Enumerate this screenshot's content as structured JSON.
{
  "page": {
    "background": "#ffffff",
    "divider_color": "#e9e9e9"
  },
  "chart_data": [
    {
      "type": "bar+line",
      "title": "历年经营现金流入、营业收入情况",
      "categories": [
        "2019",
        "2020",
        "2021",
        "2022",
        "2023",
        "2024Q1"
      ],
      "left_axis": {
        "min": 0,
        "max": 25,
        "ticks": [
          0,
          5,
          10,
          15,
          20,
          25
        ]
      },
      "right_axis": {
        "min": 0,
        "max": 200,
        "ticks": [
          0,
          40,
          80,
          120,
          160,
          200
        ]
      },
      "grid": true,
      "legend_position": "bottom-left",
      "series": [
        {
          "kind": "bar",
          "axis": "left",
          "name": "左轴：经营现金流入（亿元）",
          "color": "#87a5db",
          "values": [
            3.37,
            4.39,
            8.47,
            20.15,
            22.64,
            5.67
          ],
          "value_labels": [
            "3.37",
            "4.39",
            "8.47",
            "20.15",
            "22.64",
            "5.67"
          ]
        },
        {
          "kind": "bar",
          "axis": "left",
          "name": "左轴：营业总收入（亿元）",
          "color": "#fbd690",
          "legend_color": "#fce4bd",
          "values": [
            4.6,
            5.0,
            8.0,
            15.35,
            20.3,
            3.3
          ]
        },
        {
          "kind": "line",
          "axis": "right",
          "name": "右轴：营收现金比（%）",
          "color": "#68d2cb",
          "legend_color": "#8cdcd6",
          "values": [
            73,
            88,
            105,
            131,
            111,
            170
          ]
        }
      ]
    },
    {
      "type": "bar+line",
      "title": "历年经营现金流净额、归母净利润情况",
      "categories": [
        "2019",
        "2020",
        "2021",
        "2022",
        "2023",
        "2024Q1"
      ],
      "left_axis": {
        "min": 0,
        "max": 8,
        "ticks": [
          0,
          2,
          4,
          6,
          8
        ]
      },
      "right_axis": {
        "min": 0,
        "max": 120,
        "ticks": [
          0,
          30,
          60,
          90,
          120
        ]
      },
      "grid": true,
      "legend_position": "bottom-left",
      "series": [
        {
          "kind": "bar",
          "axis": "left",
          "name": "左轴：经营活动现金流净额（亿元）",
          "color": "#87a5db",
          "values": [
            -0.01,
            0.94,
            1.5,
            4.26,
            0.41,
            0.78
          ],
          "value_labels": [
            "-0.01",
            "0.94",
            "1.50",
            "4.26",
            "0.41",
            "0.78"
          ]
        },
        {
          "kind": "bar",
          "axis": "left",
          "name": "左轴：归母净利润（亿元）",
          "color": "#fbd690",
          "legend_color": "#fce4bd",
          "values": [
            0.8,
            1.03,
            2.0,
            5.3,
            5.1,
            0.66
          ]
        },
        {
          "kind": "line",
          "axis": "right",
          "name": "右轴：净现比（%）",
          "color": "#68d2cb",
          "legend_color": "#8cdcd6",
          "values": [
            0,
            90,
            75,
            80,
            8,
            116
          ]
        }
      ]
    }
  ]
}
◇ ◇ ◇ ◇ ◇
## SET PROBLEM
Write out every line of the material again, exactly as it reads.

## FULL RESPONSE
Enumerate this screenshot's content as structured JSON.
{
  "page": {
    "background": "#ffffff",
    "divider_color": "#e9e9e9"
  },
  "chart_data": [
    {
      "type": "bar+line",
      "title": "历年经营现金流入、营业收入情况",
      "categories": [
        "2019",
        "2020",
        "2021",
        "2022",
        "2023",
        "2024Q1"
      ],
      "left_axis": {
        "min": 0,
        "max": 25,
        "ticks": [
          0,
          5,
          10,
          15,
          20,
          25
        ]
      },
      "right_axis": {
        "min": 0,
        "max": 200,
        "ticks": [
          0,
          40,
          80,
          120,
          160,
          200
        ]
      },
      "grid": true,
      "legend_position": "bottom-left",
      "series": [
        {
          "kind": "bar",
          "axis": "left",
          "name": "左轴：经营现金流入（亿元）",
          "color": "#87a5db",
          "values": [
            3.37,
            4.39,
            8.47,
            20.15,
            22.64,
            5.67
          ],
          "value_labels": [
            "3.37",
            "4.39",
            "8.47",
            "20.15",
            "22.64",
            "5.67"
          ]
        },
        {
          "kind": "bar",
          "axis": "left",
          "name": "左轴：营业总收入（亿元）",
          "color": "#fbd690",
          "legend_color": "#fce4bd",
          "values": [
            4.6,
            5.0,
            8.0,
            15.35,
            20.3,
            3.3
          ]
        },
        {
          "kind": "line",
          "axis": "right",
          "name": "右轴：营收现金比（%）",
          "color": "#68d2cb",
          "legend_color": "#8cdcd6",
          "values": [
            73,
            88,
            105,
            131,
            111,
            170
          ]
        }
      ]
    },
    {
      "type": "bar+line",
      "title": "历年经营现金流净额、归母净利润情况",
      "categories": [
        "2019",
        "2020",
        "2021",
        "2022",
        "2023",
        "2024Q1"
      ],
      "left_axis": {
        "min": 0,
        "max": 8,
        "ticks": [
          0,
          2,
          4,
          6,
          8
        ]
      },
      "right_axis": {
        "min": 0,
        "max": 120,
        "ticks": [
          0,
          30,
          60,
          90,
          120
        ]
      },
      "grid": true,
      "legend_position": "bottom-left",
      "series": [
        {
          "kind": "bar",
          "axis": "left",
          "name": "左轴：经营活动现金流净额（亿元）",
          "color": "#87a5db",
          "values": [
            -0.01,
            0.94,
            1.5,
            4.26,
            0.41,
            0.78
          ],
          "value_labels": [
            "-0.01",
            "0.94",
            "1.50",
            "4.26",
            "0.41",
            "0.78"
          ]
        },
        {
          "kind": "bar",
          "axis": "left",
          "name": "左轴：归母净利润（亿元）",
          "color": "#fbd690",
          "legend_color": "#fce4bd",
          "values": [
            0.8,
            1.03,
            2.0,
            5.3,
            5.1,
            0.66
          ]
        },
        {
          "kind": "line",
          "axis": "right",
          "name": "右轴：净现比（%）",
          "color": "#68d2cb",
          "legend_color": "#8cdcd6",
          "values": [
            0,
            90,
            75,
            80,
            8,
            116
          ]
        }
      ]
    }
  ]
}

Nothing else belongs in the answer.